* [Work to complete]
Reproduce the entries in full, with no changes.

* [Entries provided]
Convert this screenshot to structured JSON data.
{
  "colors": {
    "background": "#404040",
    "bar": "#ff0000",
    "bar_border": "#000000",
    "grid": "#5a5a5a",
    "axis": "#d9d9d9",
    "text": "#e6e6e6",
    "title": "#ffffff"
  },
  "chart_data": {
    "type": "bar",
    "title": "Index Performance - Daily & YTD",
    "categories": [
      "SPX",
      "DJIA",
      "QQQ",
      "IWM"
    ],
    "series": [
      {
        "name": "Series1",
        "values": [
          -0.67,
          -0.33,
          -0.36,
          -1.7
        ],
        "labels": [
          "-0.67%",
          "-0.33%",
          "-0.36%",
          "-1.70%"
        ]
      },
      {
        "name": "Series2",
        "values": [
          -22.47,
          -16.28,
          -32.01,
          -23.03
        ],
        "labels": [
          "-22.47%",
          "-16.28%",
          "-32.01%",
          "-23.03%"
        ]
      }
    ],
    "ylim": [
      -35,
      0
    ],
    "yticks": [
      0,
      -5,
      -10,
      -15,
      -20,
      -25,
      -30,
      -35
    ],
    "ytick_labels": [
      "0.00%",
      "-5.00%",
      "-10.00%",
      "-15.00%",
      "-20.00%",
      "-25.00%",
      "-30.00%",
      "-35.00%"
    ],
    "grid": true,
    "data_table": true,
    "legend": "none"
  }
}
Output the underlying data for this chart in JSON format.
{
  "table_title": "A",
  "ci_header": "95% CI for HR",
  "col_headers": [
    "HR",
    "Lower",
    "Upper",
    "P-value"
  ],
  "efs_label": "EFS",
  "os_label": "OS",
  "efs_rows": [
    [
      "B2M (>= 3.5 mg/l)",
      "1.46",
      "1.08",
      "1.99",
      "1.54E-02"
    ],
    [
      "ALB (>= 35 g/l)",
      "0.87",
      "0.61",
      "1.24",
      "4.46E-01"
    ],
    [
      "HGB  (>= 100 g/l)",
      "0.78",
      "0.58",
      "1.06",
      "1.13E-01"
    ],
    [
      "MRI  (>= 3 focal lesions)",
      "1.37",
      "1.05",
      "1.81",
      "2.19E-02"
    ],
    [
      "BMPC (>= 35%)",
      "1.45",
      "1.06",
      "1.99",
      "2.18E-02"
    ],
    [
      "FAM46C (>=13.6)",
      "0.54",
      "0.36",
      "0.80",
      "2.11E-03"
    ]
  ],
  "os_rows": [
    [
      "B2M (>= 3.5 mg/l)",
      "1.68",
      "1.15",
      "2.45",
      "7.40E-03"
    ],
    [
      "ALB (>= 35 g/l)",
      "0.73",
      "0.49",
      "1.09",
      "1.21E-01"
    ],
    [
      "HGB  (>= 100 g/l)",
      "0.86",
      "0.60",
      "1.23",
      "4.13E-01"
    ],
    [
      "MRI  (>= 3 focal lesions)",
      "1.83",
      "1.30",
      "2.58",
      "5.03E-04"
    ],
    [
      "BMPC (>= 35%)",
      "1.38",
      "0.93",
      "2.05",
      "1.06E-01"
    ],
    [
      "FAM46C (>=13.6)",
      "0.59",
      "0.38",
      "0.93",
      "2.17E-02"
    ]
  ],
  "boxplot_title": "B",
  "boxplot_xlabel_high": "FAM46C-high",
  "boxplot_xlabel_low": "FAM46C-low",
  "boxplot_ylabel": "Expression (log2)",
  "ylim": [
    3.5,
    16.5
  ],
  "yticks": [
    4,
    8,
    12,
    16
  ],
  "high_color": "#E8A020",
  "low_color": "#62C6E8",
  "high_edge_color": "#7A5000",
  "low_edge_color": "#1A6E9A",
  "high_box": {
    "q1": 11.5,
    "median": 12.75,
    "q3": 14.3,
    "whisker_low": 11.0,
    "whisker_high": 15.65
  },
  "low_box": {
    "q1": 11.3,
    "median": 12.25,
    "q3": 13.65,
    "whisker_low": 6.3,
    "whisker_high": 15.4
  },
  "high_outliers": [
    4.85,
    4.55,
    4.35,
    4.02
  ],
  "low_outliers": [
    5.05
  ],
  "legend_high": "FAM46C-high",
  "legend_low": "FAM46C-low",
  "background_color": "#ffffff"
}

* [Output]
Convert this screenshot to structured JSON data.
{
  "colors": {
    "background": "#404040",
    "bar": "#ff0000",
    "bar_border": "#000000",
    "grid": "#5a5a5a",
    "axis": "#d9d9d9",
    "text": "#e6e6e6",
    "title": "#ffffff"
  },
  "chart_data": {
    "type": "bar",
    "title": "Index Performance - Daily & YTD",
    "categories": [
      "SPX",
      "DJIA",
      "QQQ",
      "IWM"
    ],
    "series": [
      {
        "name": "Series1",
        "values": [
          -0.67,
          -0.33,
          -0.36,
          -1.7
        ],
        "labels": [
          "-0.67%",
          "-0.33%",
          "-0.36%",
          "-1.70%"
        ]
      },
      {
        "name": "Series2",
        "values": [
          -22.47,
          -16.28,
          -32.01,
          -23.03
        ],
        "labels": [
          "-22.47%",
          "-16.28%",
          "-32.01%",
          "-23.03%"
        ]
      }
    ],
    "ylim": [
      -35,
      0
    ],
    "yticks": [
      0,
      -5,
      -10,
      -15,
      -20,
      -25,
      -30,
      -35
    ],
    "ytick_labels": [
      "0.00%",
      "-5.00%",
      "-10.00%",
      "-15.00%",
      "-20.00%",
      "-25.00%",
      "-30.00%",
      "-35.00%"
    ],
    "grid": true,
    "data_table": true,
    "legend": "none"
  }
}
Output the underlying data for this chart in JSON format.
{
  "table_title": "A",
  "ci_header": "95% CI for HR",
  "col_headers": [
    "HR",
    "Lower",
    "Upper",
    "P-value"
  ],
  "efs_label": "EFS",
  "os_label": "OS",
  "efs_rows": [
    [
      "B2M (>= 3.5 mg/l)",
      "1.46",
      "1.08",
      "1.99",
      "1.54E-02"
    ],
    [
      "ALB (>= 35 g/l)",
      "0.87",
      "0.61",
      "1.24",
      "4.46E-01"
    ],
    [
      "HGB  (>= 100 g/l)",
      "0.78",
      "0.58",
      "1.06",
      "1.13E-01"
    ],
    [
      "MRI  (>= 3 focal lesions)",
      "1.37",
      "1.05",
      "1.81",
      "2.19E-02"
    ],
    [
      "BMPC (>= 35%)",
      "1.45",
      "1.06",
      "1.99",
      "2.18E-02"
    ],
    [
      "FAM46C (>=13.6)",
      "0.54",
      "0.36",
      "0.80",
      "2.11E-03"
    ]
  ],
  "os_rows": [
    [
      "B2M (>= 3.5 mg/l)",
      "1.68",
      "1.15",
      "2.45",
      "7.40E-03"
    ],
    [
      "ALB (>= 35 g/l)",
      "0.73",
      "0.49",
      "1.09",
      "1.21E-01"
    ],
    [
      "HGB  (>= 100 g/l)",
      "0.86",
      "0.60",
      "1.23",
      "4.13E-01"
    ],
    [
      "MRI  (>= 3 focal lesions)",
      "1.83",
      "1.30",
      "2.58",
      "5.03E-04"
    ],
    [
      "BMPC (>= 35%)",
      "1.38",
      "0.93",
      "2.05",
      "1.06E-01"
    ],
    [
      "FAM46C (>=13.6)",
      "0.59",
      "0.38",
      "0.93",
      "2.17E-02"
    ]
  ],
  "boxplot_title": "B",
  "boxplot_xlabel_high": "FAM46C-high",
  "boxplot_xlabel_low": "FAM46C-low",
  "boxplot_ylabel": "Expression (log2)",
  "ylim": [
    3.5,
    16.5
  ],
  "yticks": [
    4,
    8,
    12,
    16
  ],
  "high_color": "#E8A020",
  "low_color": "#62C6E8",
  "high_edge_color": "#7A5000",
  "low_edge_color": "#1A6E9A",
  "high_box": {
    "q1": 11.5,
    "median": 12.75,
    "q3": 14.3,
    "whisker_low": 11.0,
    "whisker_high": 15.65
  },
  "low_box": {
    "q1": 11.3,
    "median": 12.25,
    "q3": 13.65,
    "whisker_low": 6.3,
    "whisker_high": 15.4
  },
  "high_outliers": [
    4.85,
    4.55,
    4.35,
    4.02
  ],
  "low_outliers": [
    5.05
  ],
  "legend_high": "FAM46C-high",
  "legend_low": "FAM46C-low",
  "background_color": "#ffffff"
}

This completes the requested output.